What you are asked to do
Single out the lines that include the word "output". Copy them.
--- begin Given records ---
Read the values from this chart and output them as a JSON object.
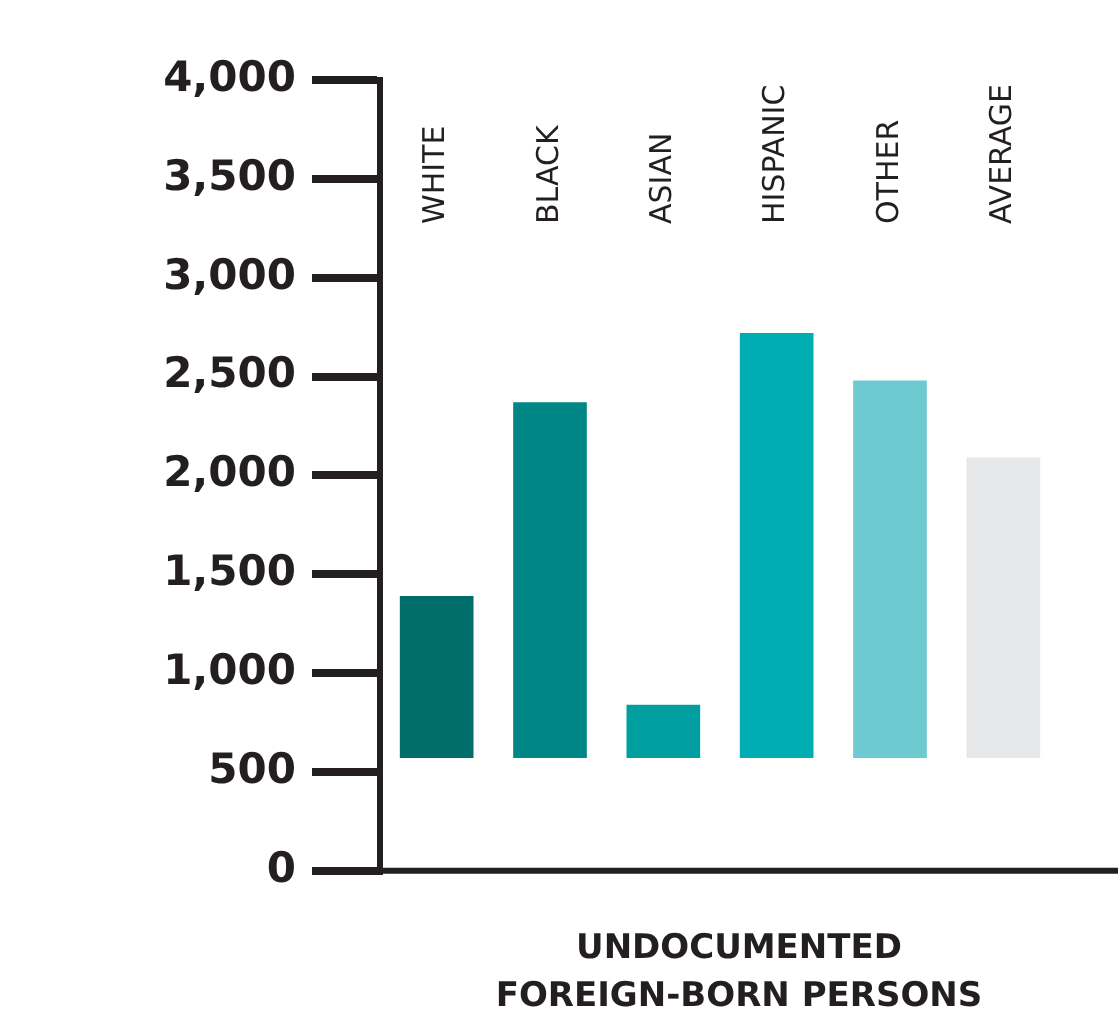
{
  "chart_data": {
    "type": "bar",
    "xlabel": "UNDOCUMENTED\nFOREIGN-BORN PERSONS",
    "categories": [
      "WHITE",
      "BLACK",
      "ASIAN",
      "HISPANIC",
      "OTHER",
      "AVERAGE"
    ],
    "base": [
      570,
      570,
      570,
      570,
      570,
      570
    ],
    "values": [
      820,
      1800,
      270,
      2150,
      1910,
      1520
    ],
    "colors": [
      "#016e6b",
      "#008785",
      "#009e9e",
      "#00adb2",
      "#6ccad0",
      "#e6e7e8"
    ],
    "ylim": [
      0,
      4000
    ],
    "yticks": [
      {
        "value": 0,
        "label": "0"
      },
      {
        "value": 500,
        "label": "500"
      },
      {
        "value": 1000,
        "label": "1,000"
      },
      {
        "value": 1500,
        "label": "1,500"
      },
      {
        "value": 2000,
        "label": "2,000"
      },
      {
        "value": 2500,
        "label": "2,500"
      },
      {
        "value": 3000,
        "label": "3,000"
      },
      {
        "value": 3500,
        "label": "3,500"
      },
      {
        "value": 4000,
        "label": "4,000"
      }
    ],
    "grid": false,
    "legend": false
  }
}
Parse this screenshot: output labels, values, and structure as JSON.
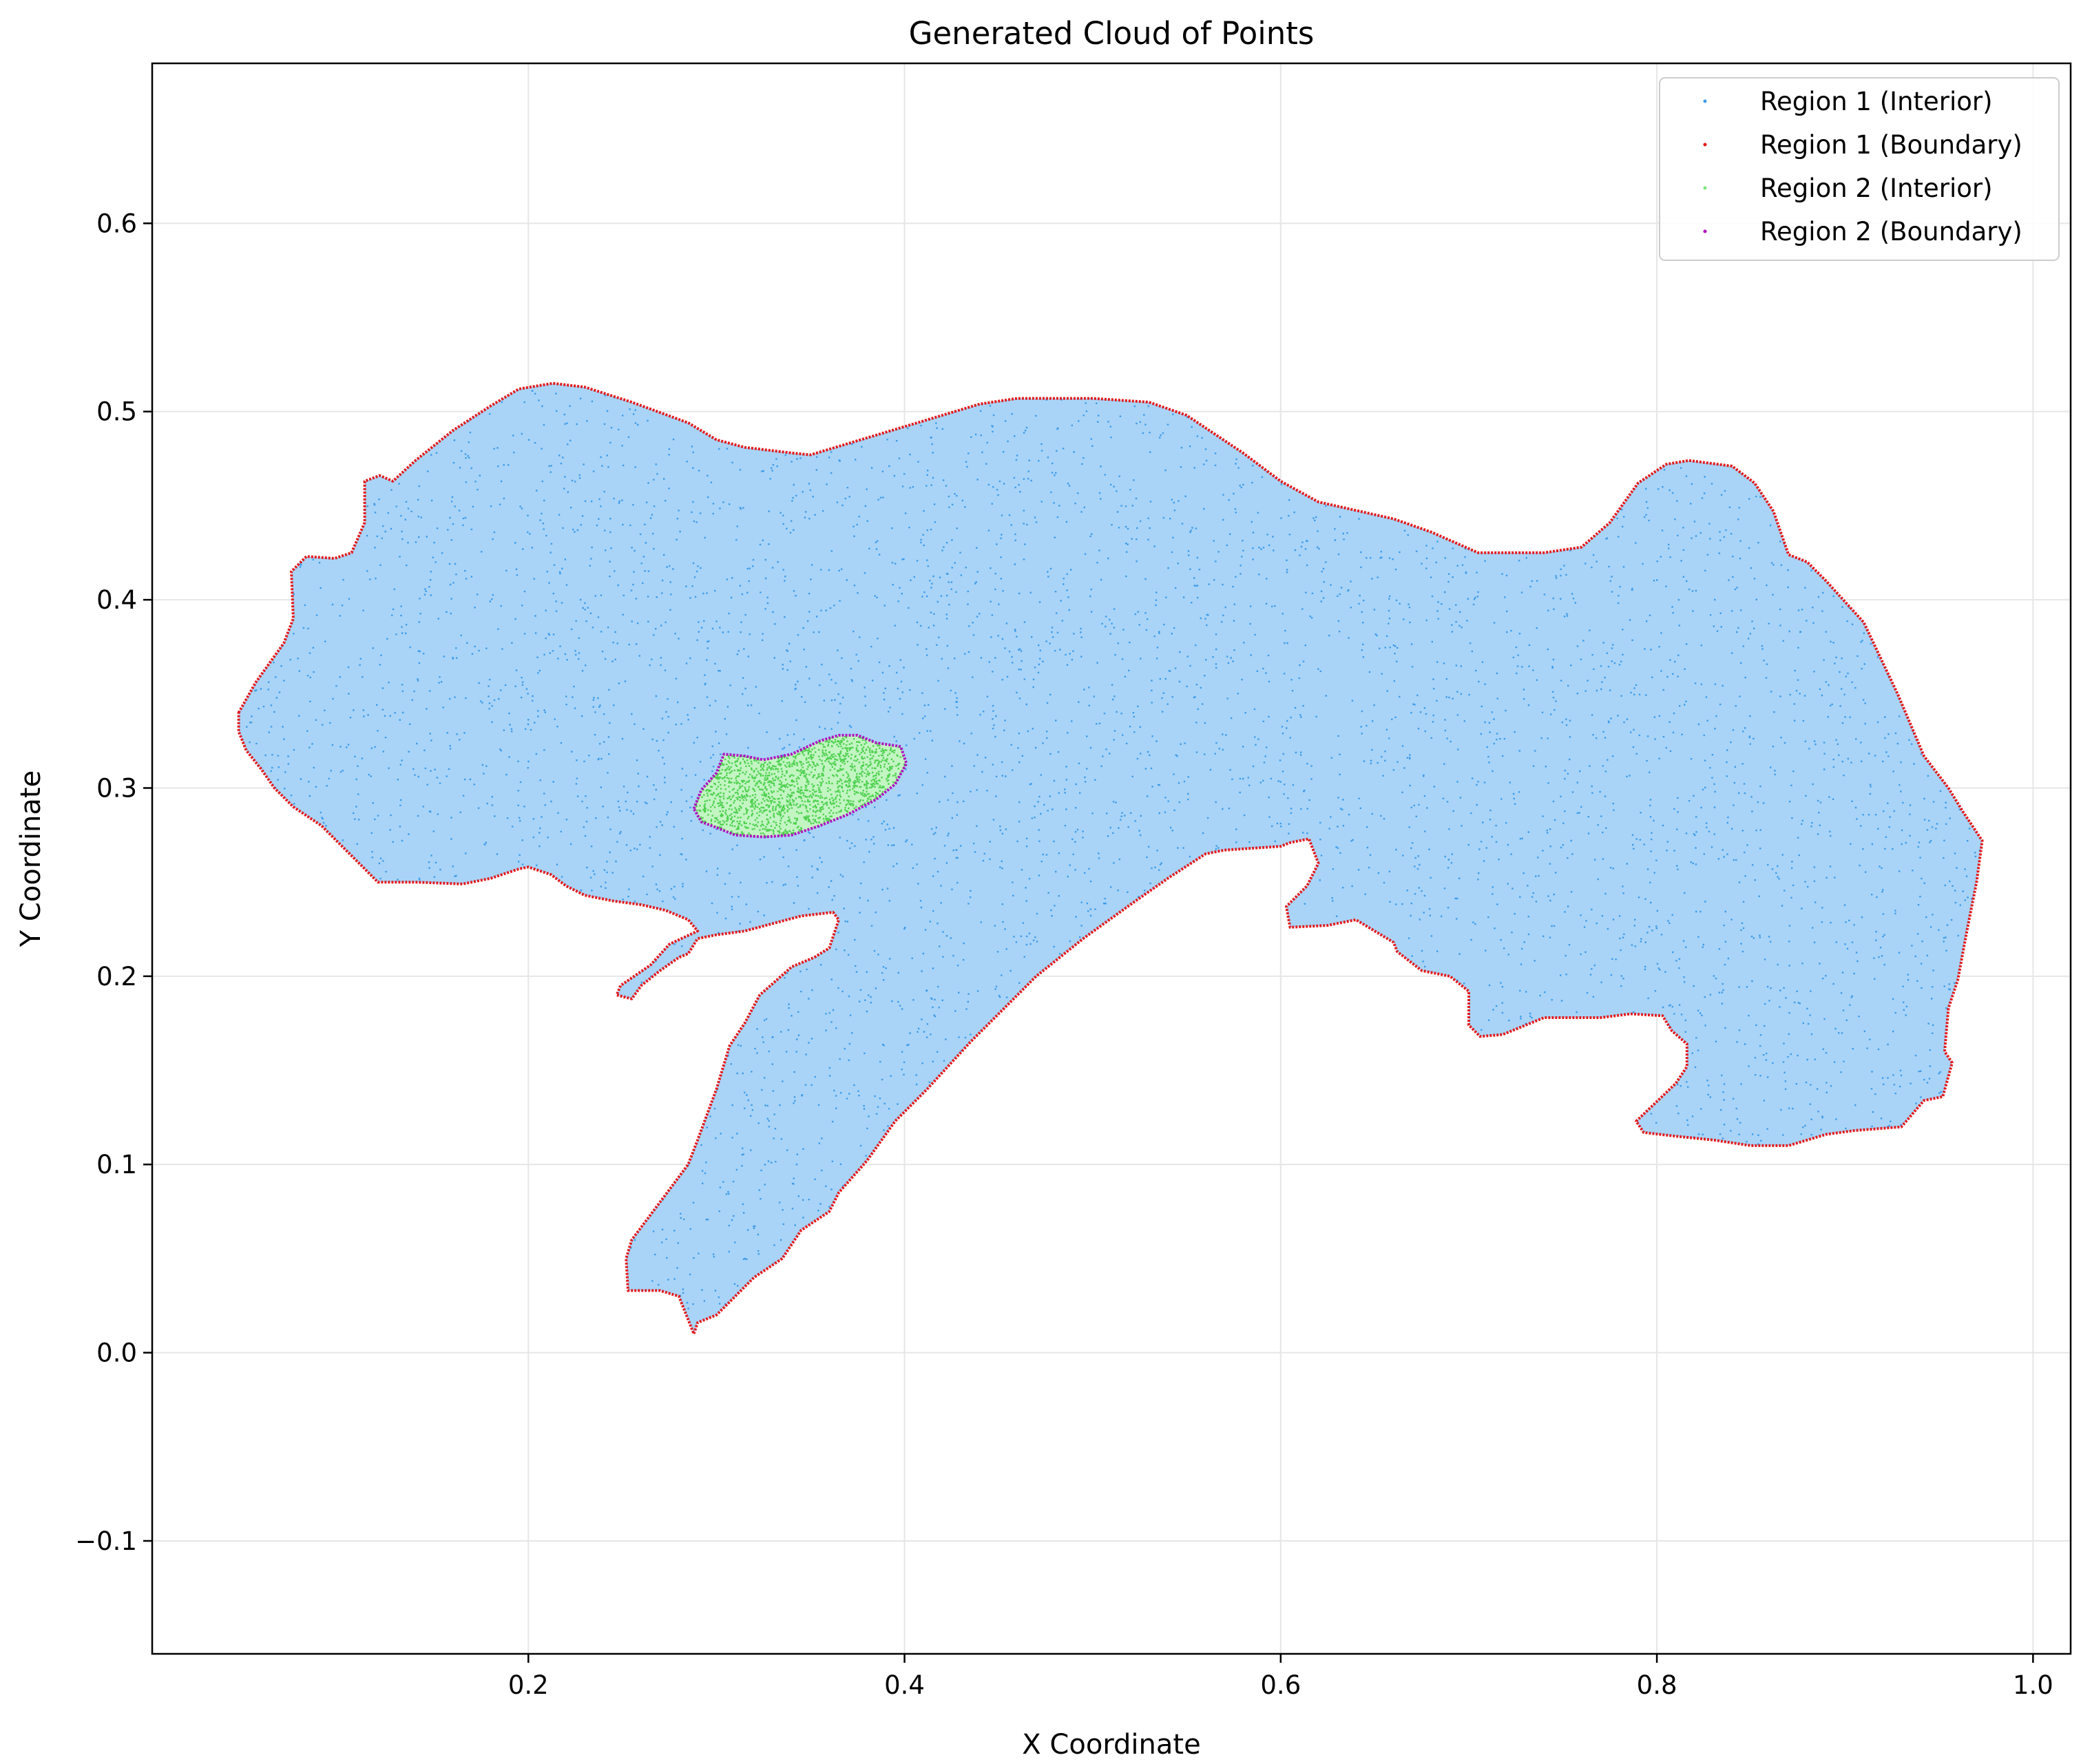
--- end Given records ---
Solution to this task
Read the values from this chart and output them as a JSON object.
Parse this screenshot: output labels, values, and structure as JSON.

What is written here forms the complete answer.